-- Do this --
Your task is to print the material below exactly as presented.

-- Records to process --

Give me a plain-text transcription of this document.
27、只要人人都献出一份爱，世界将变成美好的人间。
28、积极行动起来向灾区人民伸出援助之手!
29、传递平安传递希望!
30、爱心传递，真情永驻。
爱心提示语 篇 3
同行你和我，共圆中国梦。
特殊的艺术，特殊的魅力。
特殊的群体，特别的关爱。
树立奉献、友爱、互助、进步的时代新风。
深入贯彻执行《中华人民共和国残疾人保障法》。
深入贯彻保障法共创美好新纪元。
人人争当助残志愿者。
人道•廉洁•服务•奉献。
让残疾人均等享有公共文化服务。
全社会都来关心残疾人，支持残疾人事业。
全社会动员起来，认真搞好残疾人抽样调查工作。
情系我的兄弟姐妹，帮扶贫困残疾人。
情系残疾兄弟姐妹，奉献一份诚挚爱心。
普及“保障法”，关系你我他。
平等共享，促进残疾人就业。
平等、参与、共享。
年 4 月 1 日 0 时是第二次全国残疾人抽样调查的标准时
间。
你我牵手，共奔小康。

-- Output below --
Give me a plain-text transcription of this document.
27、只要人人都献出一份爱，世界将变成美好的人间。
28、积极行动起来向灾区人民伸出援助之手!
29、传递平安传递希望!
30、爱心传递，真情永驻。
爱心提示语 篇 3
同行你和我，共圆中国梦。
特殊的艺术，特殊的魅力。
特殊的群体，特别的关爱。
树立奉献、友爱、互助、进步的时代新风。
深入贯彻执行《中华人民共和国残疾人保障法》。
深入贯彻保障法共创美好新纪元。
人人争当助残志愿者。
人道•廉洁•服务•奉献。
让残疾人均等享有公共文化服务。
全社会都来关心残疾人，支持残疾人事业。
全社会动员起来，认真搞好残疾人抽样调查工作。
情系我的兄弟姐妹，帮扶贫困残疾人。
情系残疾兄弟姐妹，奉献一份诚挚爱心。
普及“保障法”，关系你我他。
平等共享，促进残疾人就业。
平等、参与、共享。
年 4 月 1 日 0 时是第二次全国残疾人抽样调查的标准时
间。
你我牵手，共奔小康。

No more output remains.